■ OBJECTIVE:
Each line containing the word "рыбоводства" needs to be copied.
• • • •
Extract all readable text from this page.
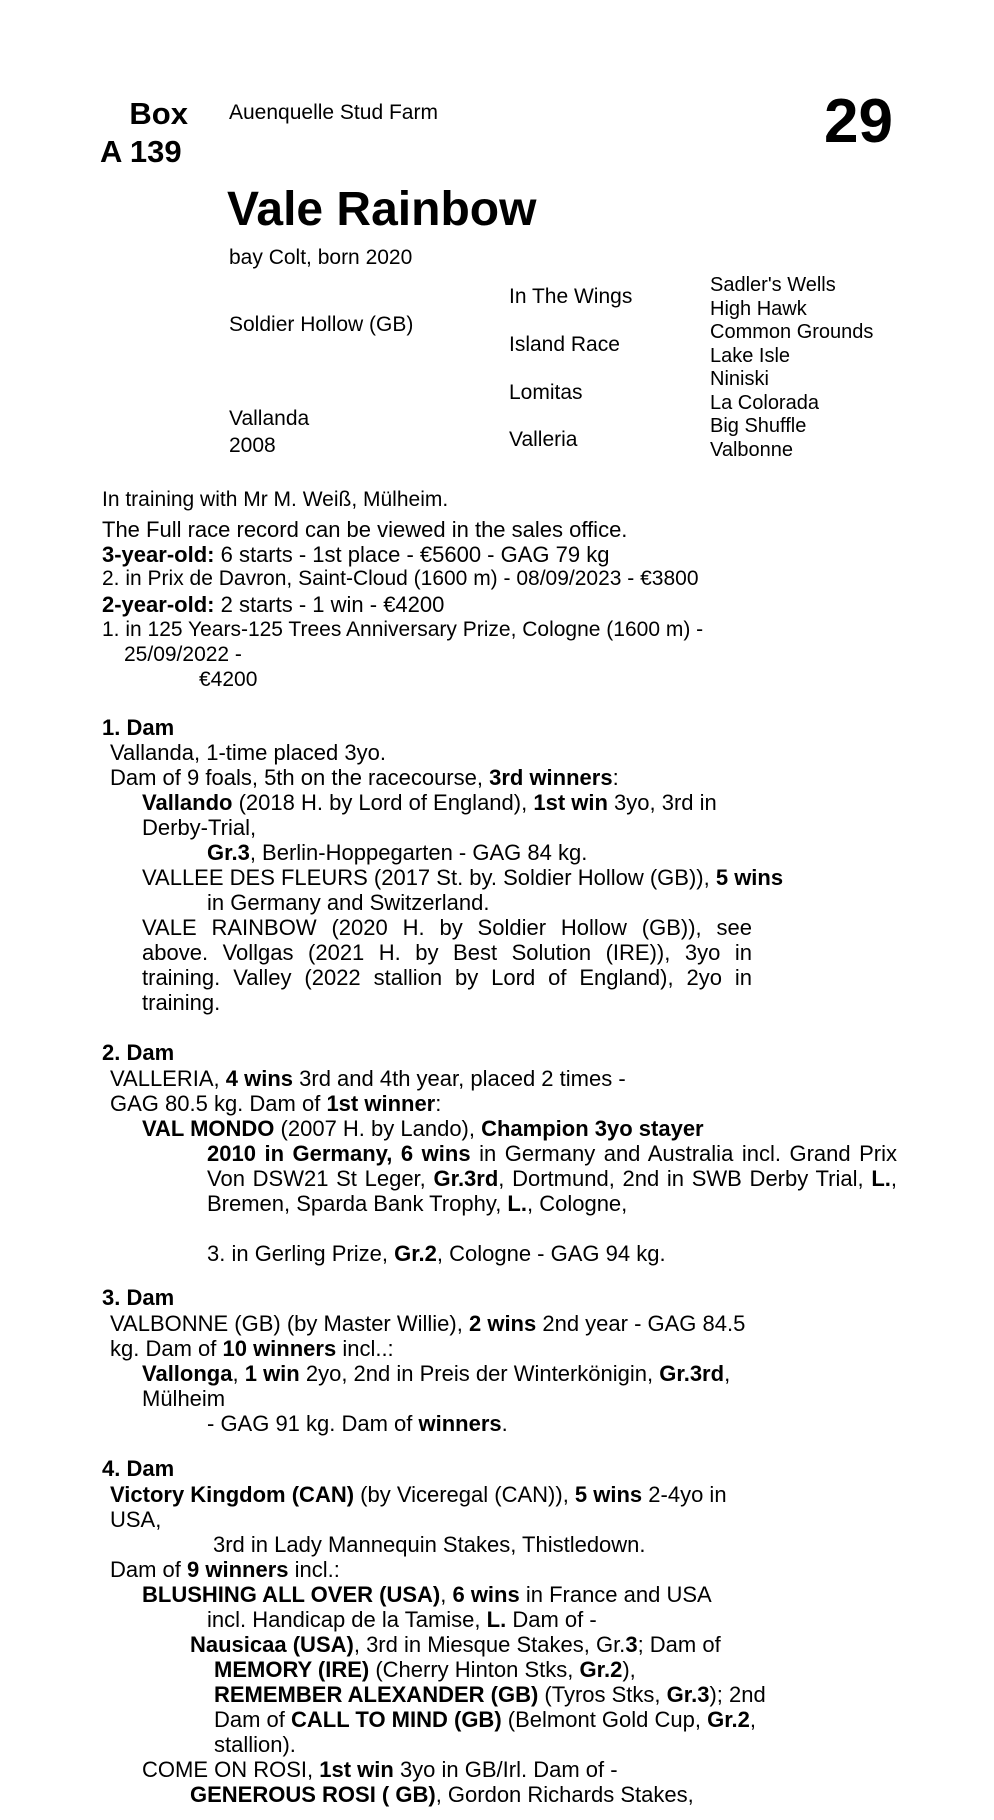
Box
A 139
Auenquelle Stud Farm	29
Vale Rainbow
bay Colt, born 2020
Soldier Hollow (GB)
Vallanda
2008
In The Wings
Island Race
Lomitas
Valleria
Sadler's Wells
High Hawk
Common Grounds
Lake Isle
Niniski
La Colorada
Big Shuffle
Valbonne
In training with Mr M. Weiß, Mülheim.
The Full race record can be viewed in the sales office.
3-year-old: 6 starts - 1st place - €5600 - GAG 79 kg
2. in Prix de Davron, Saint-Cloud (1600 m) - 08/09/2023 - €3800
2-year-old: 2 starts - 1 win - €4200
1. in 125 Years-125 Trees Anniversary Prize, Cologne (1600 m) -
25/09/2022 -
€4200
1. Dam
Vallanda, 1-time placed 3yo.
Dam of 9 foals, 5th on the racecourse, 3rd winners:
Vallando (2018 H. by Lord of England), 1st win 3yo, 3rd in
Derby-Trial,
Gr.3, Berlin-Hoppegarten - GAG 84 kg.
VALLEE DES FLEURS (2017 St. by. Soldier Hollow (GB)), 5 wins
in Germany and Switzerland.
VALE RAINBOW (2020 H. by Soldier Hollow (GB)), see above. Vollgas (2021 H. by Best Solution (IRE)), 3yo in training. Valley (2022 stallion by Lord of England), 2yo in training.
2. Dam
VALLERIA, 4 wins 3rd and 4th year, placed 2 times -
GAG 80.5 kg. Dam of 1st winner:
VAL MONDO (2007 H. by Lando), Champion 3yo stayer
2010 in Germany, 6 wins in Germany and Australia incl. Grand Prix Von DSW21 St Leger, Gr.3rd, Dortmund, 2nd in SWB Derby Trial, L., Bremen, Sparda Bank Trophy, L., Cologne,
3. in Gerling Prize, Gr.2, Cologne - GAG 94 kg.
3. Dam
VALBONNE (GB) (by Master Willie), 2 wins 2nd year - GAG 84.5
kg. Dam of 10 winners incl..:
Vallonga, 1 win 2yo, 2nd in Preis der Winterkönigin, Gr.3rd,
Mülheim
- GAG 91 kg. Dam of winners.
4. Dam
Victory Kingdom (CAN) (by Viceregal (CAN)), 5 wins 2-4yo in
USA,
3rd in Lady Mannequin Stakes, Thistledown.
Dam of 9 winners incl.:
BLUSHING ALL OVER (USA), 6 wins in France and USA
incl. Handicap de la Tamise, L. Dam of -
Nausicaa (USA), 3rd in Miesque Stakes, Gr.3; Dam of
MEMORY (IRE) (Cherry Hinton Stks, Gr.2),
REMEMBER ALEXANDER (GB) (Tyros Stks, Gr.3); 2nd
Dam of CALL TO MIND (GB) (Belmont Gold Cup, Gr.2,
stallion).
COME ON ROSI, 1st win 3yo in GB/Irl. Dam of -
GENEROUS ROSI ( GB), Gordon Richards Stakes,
• • • •
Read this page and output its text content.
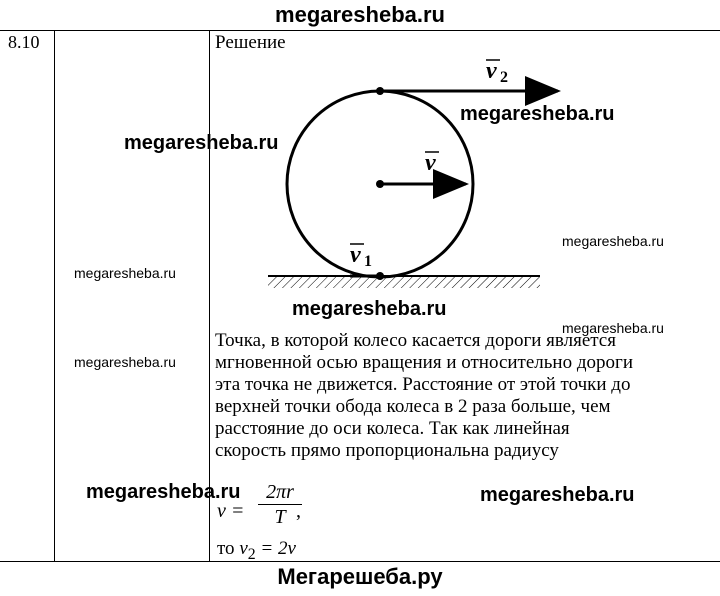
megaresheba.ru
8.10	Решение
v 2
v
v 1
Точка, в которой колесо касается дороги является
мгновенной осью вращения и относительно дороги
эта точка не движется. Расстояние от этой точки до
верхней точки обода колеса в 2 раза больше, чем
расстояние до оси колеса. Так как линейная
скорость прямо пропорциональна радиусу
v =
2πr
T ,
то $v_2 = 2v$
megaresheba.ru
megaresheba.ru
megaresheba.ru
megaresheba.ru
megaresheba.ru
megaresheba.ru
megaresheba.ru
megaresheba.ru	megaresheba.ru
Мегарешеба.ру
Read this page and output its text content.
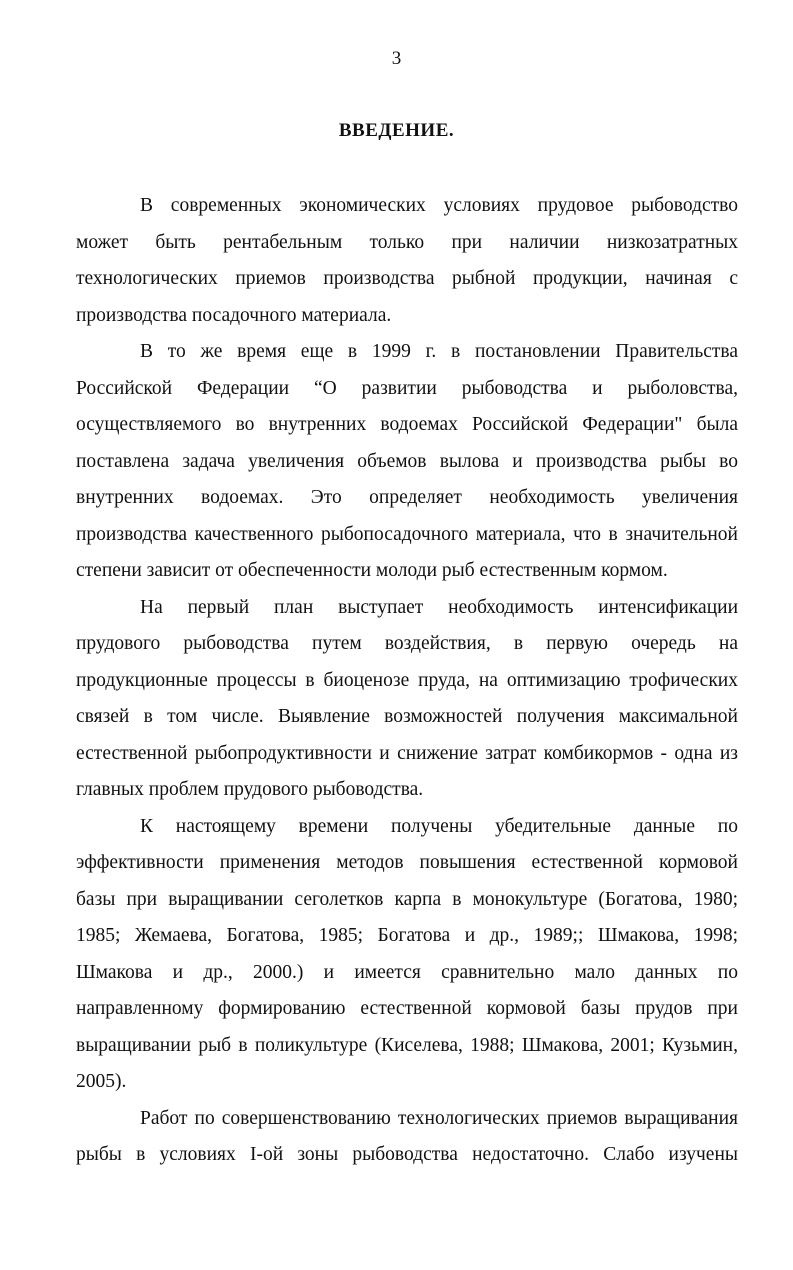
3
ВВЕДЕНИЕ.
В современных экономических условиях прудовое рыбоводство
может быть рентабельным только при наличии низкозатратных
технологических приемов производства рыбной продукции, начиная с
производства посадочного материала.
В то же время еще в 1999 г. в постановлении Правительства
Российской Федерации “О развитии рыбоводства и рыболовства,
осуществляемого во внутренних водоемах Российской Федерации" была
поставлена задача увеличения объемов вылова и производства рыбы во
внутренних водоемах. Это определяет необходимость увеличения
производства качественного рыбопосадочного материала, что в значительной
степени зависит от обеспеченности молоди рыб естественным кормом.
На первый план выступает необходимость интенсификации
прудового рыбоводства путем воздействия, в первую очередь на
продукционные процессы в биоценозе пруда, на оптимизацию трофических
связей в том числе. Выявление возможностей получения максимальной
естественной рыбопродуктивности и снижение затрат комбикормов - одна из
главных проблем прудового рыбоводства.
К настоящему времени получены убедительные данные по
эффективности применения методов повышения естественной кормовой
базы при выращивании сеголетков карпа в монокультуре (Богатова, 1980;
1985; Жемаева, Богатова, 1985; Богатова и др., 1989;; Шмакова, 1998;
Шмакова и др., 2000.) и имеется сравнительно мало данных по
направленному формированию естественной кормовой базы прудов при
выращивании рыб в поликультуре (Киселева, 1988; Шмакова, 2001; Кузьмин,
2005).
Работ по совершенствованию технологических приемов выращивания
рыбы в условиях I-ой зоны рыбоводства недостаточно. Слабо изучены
• • • •
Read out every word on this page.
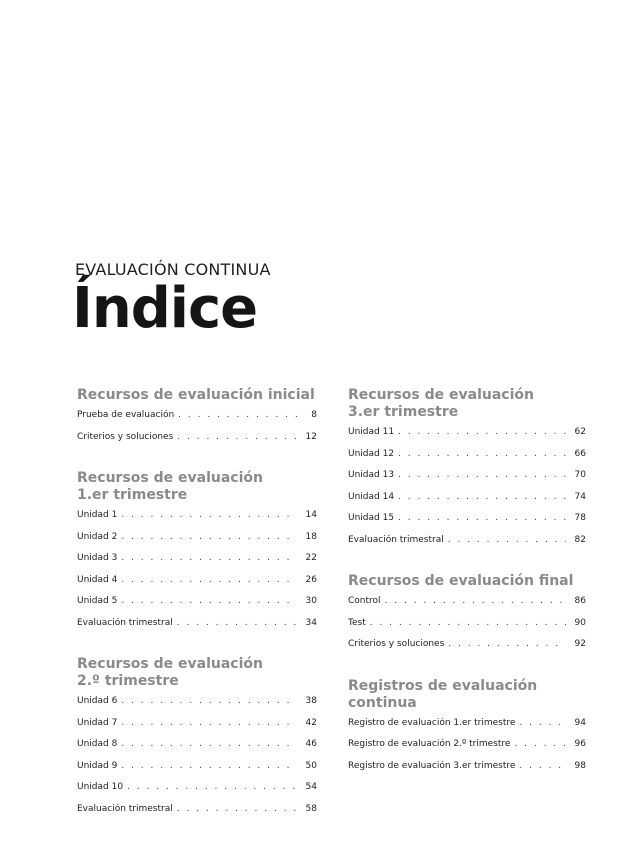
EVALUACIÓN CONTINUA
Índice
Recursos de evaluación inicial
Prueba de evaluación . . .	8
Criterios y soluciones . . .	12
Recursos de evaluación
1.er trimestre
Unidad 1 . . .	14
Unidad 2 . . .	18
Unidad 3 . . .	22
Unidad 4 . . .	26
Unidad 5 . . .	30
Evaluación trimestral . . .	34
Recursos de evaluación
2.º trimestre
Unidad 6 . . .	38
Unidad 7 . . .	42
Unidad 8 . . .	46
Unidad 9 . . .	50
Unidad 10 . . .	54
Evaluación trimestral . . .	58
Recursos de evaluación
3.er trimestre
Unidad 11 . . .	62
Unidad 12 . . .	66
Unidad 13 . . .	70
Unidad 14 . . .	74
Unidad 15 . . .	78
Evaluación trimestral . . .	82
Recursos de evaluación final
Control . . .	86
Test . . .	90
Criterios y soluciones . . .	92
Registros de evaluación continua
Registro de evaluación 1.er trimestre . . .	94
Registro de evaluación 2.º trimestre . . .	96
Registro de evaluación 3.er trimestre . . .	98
• • • •
■ SOLUTION BELOW:
Российской Федерации “О развитии рыбоводства и рыболовства,
прудового рыбоводства путем воздействия, в первую очередь на
главных проблем прудового рыбоводства.
рыбы в условиях I-ой зоны рыбоводства недостаточно. Слабо изучены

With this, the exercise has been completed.